» Written request A
In the article about cycling at Mousehold Heath, what led the rangers to step up their patrols?
» Written request B
Carry the Mousehold Heath cycling article forward from its final sentence.

» Text block
****************

Rangers target off-track cyclists at beauty spot

Cyclists in the early stage of the 50/100 mile bike ride, tackling the hills on Mousehold Heath that

Archive photograph of people cycling correctly at Mousehold Heath, on permitted pathways - Credit: Steve Adams

Rangers have stepped up their patrols in a bid to curb off-track cycling through a Norwich beauty spot.

With its hills and dirt tracks, Mousehold Health has long been a popular spot for cycling, particularly BMXs and similar stunt bikes.

However, rangers in charge of the Norwich City Council-run site have increased their patrols after receiving complaints about riders failing to stick to specific cycle routes.

****************

» Information supplied
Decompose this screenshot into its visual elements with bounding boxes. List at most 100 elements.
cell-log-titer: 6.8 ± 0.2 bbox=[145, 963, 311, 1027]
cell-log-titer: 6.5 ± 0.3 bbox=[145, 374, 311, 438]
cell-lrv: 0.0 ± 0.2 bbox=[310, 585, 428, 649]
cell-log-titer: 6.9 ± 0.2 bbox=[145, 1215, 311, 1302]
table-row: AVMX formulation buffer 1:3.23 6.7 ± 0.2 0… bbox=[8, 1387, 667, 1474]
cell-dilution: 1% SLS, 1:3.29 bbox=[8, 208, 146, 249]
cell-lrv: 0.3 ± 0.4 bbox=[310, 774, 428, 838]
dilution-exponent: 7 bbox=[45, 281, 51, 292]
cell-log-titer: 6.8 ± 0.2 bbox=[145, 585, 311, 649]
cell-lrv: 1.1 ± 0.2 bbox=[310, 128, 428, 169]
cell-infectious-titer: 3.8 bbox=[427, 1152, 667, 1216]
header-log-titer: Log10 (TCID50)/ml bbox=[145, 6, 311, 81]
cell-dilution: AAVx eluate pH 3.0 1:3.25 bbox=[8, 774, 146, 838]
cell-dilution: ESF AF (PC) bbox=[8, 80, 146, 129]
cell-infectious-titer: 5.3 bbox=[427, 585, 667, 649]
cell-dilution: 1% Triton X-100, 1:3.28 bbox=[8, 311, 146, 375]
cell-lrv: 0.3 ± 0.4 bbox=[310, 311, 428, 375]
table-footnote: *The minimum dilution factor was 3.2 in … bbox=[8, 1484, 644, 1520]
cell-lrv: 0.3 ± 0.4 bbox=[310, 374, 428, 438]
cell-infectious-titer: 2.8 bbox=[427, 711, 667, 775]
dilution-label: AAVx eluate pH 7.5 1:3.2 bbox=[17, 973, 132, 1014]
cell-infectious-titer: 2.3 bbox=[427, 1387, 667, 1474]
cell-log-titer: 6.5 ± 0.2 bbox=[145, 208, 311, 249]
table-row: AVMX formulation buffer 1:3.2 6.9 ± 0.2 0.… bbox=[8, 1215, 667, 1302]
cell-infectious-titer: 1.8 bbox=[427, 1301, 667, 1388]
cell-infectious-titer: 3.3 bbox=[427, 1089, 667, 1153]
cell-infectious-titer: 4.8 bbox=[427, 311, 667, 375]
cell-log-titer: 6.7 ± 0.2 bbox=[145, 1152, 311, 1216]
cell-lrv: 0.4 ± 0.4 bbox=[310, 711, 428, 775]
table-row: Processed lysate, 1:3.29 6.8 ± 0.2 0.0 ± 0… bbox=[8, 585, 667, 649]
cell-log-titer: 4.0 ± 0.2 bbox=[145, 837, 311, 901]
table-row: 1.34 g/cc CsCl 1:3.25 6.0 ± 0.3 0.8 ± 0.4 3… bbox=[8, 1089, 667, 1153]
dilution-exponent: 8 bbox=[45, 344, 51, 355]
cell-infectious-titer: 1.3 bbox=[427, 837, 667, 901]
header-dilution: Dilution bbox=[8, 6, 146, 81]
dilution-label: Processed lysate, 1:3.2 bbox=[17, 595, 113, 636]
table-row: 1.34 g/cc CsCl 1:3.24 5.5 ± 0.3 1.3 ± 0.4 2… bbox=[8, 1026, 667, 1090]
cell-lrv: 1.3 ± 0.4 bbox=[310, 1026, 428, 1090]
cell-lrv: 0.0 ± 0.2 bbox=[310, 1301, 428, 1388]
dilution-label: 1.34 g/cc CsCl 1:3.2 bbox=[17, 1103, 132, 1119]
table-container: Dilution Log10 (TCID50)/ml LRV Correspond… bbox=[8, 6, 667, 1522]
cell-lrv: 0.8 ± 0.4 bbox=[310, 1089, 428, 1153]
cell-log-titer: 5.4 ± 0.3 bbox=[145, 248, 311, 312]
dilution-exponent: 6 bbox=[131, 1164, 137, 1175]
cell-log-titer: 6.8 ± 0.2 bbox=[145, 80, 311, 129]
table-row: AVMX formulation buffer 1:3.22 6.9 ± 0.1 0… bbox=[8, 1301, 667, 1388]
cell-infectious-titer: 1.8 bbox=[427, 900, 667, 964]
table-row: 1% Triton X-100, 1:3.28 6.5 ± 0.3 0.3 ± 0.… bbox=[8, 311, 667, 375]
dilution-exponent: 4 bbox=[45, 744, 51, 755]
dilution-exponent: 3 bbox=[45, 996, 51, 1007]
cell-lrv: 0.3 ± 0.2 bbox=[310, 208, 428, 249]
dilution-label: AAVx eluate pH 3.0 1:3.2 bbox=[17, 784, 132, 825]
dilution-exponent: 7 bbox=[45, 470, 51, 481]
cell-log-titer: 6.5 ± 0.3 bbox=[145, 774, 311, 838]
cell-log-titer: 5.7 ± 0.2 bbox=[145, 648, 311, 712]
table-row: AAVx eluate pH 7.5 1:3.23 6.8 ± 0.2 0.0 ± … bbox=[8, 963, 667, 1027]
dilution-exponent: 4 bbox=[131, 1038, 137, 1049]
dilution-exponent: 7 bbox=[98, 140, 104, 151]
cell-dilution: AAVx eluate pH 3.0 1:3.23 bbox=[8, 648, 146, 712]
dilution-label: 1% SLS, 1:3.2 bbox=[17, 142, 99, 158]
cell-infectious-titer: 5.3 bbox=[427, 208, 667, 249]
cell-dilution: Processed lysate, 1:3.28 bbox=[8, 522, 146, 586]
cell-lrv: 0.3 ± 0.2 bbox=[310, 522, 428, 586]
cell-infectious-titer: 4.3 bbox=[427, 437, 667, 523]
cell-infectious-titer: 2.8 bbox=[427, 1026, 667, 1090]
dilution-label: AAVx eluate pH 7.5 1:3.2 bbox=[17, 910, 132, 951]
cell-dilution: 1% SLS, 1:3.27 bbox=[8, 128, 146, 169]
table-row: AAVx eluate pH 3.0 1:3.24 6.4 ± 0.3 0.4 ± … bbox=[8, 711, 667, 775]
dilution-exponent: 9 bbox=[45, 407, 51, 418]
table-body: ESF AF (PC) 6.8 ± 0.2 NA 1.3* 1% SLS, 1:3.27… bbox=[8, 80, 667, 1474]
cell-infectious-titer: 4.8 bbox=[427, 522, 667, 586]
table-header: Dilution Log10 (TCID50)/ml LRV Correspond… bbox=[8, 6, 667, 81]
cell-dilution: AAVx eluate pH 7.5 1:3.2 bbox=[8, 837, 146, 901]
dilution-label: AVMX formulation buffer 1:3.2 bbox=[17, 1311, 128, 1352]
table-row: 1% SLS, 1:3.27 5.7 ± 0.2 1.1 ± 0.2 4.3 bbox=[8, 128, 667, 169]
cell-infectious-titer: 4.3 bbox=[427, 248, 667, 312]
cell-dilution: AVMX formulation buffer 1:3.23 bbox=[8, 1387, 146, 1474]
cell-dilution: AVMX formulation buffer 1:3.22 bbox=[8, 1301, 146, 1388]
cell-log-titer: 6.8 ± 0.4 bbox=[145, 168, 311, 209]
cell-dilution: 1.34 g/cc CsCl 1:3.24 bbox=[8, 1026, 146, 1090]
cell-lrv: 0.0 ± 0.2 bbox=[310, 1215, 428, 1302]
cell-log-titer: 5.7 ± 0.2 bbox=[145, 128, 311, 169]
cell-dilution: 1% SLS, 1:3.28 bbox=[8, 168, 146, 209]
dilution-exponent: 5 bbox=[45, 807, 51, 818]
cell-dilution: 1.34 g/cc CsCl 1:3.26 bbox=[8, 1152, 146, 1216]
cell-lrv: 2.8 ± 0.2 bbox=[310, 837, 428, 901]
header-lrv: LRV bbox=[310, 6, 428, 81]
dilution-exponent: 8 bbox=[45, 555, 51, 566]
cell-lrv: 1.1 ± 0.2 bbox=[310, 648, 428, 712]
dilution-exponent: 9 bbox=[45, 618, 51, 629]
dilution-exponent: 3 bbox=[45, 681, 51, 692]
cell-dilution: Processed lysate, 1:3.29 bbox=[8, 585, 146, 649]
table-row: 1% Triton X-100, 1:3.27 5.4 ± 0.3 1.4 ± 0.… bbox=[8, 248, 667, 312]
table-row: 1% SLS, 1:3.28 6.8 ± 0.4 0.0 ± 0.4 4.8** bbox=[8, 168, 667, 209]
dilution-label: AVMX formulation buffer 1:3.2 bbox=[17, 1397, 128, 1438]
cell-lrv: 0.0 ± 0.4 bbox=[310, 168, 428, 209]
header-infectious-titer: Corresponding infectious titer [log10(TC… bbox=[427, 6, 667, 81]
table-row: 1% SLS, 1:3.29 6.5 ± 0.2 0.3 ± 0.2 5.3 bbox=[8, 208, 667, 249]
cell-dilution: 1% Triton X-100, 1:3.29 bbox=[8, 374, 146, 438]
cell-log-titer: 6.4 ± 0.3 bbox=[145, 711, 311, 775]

****************

» Exercise answer A
They received complaints about riders failing to stick to specific cycle routes.

» Exercise answer B
Mousehold Heath has been awarded its first Green Flag. Picture: DENISE BRADLEY

Mousehold Heath has been awarded its first Green Flag. Picture: DENISE BRADLEY - Credit: Copyright: Archant 2018

A report made to the Mousehold Heath Conservators committee, which meets next week, says complaints were largely made due to stunt cyclists attempting jumps near the public footpaths through the heath.

The report says: "A number of complaints have been received regarding cyclists jumping over the hard surface of the public cycle route/footpath at Valley Drive.

"Wardens have increased their presence and patrolled this area at peak times on weekends and evenings, advising cyclists of the risk to the public and that they should not be cycling on the heath."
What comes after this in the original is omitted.